- _DIRECTIONS_
Write out every single entry exactly.

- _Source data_
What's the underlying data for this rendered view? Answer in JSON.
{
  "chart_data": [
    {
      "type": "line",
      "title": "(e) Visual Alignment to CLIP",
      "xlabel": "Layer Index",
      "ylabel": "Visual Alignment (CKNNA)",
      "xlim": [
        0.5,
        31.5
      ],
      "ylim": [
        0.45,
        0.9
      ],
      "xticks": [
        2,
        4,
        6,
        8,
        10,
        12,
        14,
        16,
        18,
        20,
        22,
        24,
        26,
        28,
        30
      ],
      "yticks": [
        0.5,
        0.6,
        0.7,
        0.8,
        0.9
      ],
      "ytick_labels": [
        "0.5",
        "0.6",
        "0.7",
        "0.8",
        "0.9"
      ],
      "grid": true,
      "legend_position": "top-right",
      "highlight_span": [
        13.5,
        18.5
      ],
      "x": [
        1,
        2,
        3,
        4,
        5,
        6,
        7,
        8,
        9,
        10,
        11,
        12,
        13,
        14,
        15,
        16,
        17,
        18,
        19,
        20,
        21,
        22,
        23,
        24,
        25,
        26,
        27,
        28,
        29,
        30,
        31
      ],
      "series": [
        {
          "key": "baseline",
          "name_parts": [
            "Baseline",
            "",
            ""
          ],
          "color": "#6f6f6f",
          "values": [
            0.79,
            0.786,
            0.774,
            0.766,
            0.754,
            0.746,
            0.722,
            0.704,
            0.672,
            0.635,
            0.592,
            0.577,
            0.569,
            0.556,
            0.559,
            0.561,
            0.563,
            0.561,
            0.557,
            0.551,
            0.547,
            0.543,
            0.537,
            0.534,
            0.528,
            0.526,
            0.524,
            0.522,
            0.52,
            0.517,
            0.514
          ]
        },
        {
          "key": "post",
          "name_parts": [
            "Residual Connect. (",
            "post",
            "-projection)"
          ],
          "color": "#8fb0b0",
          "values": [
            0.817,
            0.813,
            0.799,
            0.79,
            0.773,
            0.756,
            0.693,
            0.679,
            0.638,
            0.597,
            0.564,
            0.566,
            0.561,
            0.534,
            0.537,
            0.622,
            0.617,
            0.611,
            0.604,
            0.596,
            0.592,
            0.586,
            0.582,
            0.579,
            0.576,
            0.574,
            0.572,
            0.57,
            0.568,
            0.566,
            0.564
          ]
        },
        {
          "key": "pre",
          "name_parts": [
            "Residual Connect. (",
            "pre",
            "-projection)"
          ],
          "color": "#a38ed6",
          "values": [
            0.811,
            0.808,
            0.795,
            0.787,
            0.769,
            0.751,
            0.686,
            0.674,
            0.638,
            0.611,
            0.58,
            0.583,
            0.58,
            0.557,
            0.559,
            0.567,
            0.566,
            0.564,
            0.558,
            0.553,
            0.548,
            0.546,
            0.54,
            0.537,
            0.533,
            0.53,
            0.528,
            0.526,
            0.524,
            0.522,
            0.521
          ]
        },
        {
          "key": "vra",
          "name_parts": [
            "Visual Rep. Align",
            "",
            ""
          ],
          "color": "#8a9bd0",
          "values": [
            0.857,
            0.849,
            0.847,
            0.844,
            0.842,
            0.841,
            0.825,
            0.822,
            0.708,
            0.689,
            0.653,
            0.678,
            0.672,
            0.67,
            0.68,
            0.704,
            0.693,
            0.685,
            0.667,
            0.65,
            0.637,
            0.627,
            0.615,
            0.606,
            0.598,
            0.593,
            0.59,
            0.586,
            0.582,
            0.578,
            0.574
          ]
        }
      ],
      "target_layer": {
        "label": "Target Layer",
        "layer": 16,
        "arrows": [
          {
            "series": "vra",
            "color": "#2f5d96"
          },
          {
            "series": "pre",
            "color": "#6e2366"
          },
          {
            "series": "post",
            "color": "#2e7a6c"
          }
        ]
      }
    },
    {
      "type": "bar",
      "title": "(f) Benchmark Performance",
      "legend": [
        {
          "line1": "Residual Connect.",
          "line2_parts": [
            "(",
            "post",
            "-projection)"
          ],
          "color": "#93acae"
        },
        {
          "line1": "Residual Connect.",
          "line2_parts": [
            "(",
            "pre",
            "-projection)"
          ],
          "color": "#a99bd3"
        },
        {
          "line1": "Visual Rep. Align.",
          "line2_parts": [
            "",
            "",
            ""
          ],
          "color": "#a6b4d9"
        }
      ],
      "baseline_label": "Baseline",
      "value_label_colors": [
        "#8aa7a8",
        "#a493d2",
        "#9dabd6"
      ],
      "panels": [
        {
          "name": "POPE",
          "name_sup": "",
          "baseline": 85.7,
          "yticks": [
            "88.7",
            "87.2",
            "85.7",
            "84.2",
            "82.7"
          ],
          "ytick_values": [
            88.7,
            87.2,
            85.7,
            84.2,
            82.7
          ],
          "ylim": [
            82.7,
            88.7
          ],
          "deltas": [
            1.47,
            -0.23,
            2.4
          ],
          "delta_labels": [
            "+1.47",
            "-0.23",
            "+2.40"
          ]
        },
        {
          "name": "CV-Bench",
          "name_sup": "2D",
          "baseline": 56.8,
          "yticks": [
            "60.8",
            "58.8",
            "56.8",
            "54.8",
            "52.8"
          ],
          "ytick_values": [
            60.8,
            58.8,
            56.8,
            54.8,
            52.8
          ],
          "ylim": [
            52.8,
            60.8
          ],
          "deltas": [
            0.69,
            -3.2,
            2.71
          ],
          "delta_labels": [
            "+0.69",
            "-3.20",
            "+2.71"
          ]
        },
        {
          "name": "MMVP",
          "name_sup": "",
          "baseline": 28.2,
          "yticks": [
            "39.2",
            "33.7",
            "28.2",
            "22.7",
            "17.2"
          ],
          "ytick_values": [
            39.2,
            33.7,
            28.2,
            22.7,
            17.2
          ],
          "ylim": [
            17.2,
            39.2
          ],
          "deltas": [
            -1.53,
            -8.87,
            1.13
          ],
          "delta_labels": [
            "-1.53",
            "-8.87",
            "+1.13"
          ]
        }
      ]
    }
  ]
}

- _ANSWER BELOW_
What's the underlying data for this rendered view? Answer in JSON.
{
  "chart_data": [
    {
      "type": "line",
      "title": "(e) Visual Alignment to CLIP",
      "xlabel": "Layer Index",
      "ylabel": "Visual Alignment (CKNNA)",
      "xlim": [
        0.5,
        31.5
      ],
      "ylim": [
        0.45,
        0.9
      ],
      "xticks": [
        2,
        4,
        6,
        8,
        10,
        12,
        14,
        16,
        18,
        20,
        22,
        24,
        26,
        28,
        30
      ],
      "yticks": [
        0.5,
        0.6,
        0.7,
        0.8,
        0.9
      ],
      "ytick_labels": [
        "0.5",
        "0.6",
        "0.7",
        "0.8",
        "0.9"
      ],
      "grid": true,
      "legend_position": "top-right",
      "highlight_span": [
        13.5,
        18.5
      ],
      "x": [
        1,
        2,
        3,
        4,
        5,
        6,
        7,
        8,
        9,
        10,
        11,
        12,
        13,
        14,
        15,
        16,
        17,
        18,
        19,
        20,
        21,
        22,
        23,
        24,
        25,
        26,
        27,
        28,
        29,
        30,
        31
      ],
      "series": [
        {
          "key": "baseline",
          "name_parts": [
            "Baseline",
            "",
            ""
          ],
          "color": "#6f6f6f",
          "values": [
            0.79,
            0.786,
            0.774,
            0.766,
            0.754,
            0.746,
            0.722,
            0.704,
            0.672,
            0.635,
            0.592,
            0.577,
            0.569,
            0.556,
            0.559,
            0.561,
            0.563,
            0.561,
            0.557,
            0.551,
            0.547,
            0.543,
            0.537,
            0.534,
            0.528,
            0.526,
            0.524,
            0.522,
            0.52,
            0.517,
            0.514
          ]
        },
        {
          "key": "post",
          "name_parts": [
            "Residual Connect. (",
            "post",
            "-projection)"
          ],
          "color": "#8fb0b0",
          "values": [
            0.817,
            0.813,
            0.799,
            0.79,
            0.773,
            0.756,
            0.693,
            0.679,
            0.638,
            0.597,
            0.564,
            0.566,
            0.561,
            0.534,
            0.537,
            0.622,
            0.617,
            0.611,
            0.604,
            0.596,
            0.592,
            0.586,
            0.582,
            0.579,
            0.576,
            0.574,
            0.572,
            0.57,
            0.568,
            0.566,
            0.564
          ]
        },
        {
          "key": "pre",
          "name_parts": [
            "Residual Connect. (",
            "pre",
            "-projection)"
          ],
          "color": "#a38ed6",
          "values": [
            0.811,
            0.808,
            0.795,
            0.787,
            0.769,
            0.751,
            0.686,
            0.674,
            0.638,
            0.611,
            0.58,
            0.583,
            0.58,
            0.557,
            0.559,
            0.567,
            0.566,
            0.564,
            0.558,
            0.553,
            0.548,
            0.546,
            0.54,
            0.537,
            0.533,
            0.53,
            0.528,
            0.526,
            0.524,
            0.522,
            0.521
          ]
        },
        {
          "key": "vra",
          "name_parts": [
            "Visual Rep. Align",
            "",
            ""
          ],
          "color": "#8a9bd0",
          "values": [
            0.857,
            0.849,
            0.847,
            0.844,
            0.842,
            0.841,
            0.825,
            0.822,
            0.708,
            0.689,
            0.653,
            0.678,
            0.672,
            0.67,
            0.68,
            0.704,
            0.693,
            0.685,
            0.667,
            0.65,
            0.637,
            0.627,
            0.615,
            0.606,
            0.598,
            0.593,
            0.59,
            0.586,
            0.582,
            0.578,
            0.574
          ]
        }
      ],
      "target_layer": {
        "label": "Target Layer",
        "layer": 16,
        "arrows": [
          {
            "series": "vra",
            "color": "#2f5d96"
          },
          {
            "series": "pre",
            "color": "#6e2366"
          },
          {
            "series": "post",
            "color": "#2e7a6c"
          }
        ]
      }
    },
    {
      "type": "bar",
      "title": "(f) Benchmark Performance",
      "legend": [
        {
          "line1": "Residual Connect.",
          "line2_parts": [
            "(",
            "post",
            "-projection)"
          ],
          "color": "#93acae"
        },
        {
          "line1": "Residual Connect.",
          "line2_parts": [
            "(",
            "pre",
            "-projection)"
          ],
          "color": "#a99bd3"
        },
        {
          "line1": "Visual Rep. Align.",
          "line2_parts": [
            "",
            "",
            ""
          ],
          "color": "#a6b4d9"
        }
      ],
      "baseline_label": "Baseline",
      "value_label_colors": [
        "#8aa7a8",
        "#a493d2",
        "#9dabd6"
      ],
      "panels": [
        {
          "name": "POPE",
          "name_sup": "",
          "baseline": 85.7,
          "yticks": [
            "88.7",
            "87.2",
            "85.7",
            "84.2",
            "82.7"
          ],
          "ytick_values": [
            88.7,
            87.2,
            85.7,
            84.2,
            82.7
          ],
          "ylim": [
            82.7,
            88.7
          ],
          "deltas": [
            1.47,
            -0.23,
            2.4
          ],
          "delta_labels": [
            "+1.47",
            "-0.23",
            "+2.40"
          ]
        },
        {
          "name": "CV-Bench",
          "name_sup": "2D",
          "baseline": 56.8,
          "yticks": [
            "60.8",
            "58.8",
            "56.8",
            "54.8",
            "52.8"
          ],
          "ytick_values": [
            60.8,
            58.8,
            56.8,
            54.8,
            52.8
          ],
          "ylim": [
            52.8,
            60.8
          ],
          "deltas": [
            0.69,
            -3.2,
            2.71
          ],
          "delta_labels": [
            "+0.69",
            "-3.20",
            "+2.71"
          ]
        },
        {
          "name": "MMVP",
          "name_sup": "",
          "baseline": 28.2,
          "yticks": [
            "39.2",
            "33.7",
            "28.2",
            "22.7",
            "17.2"
          ],
          "ytick_values": [
            39.2,
            33.7,
            28.2,
            22.7,
            17.2
          ],
          "ylim": [
            17.2,
            39.2
          ],
          "deltas": [
            -1.53,
            -8.87,
            1.13
          ],
          "delta_labels": [
            "-1.53",
            "-8.87",
            "+1.13"
          ]
        }
      ]
    }
  ]
}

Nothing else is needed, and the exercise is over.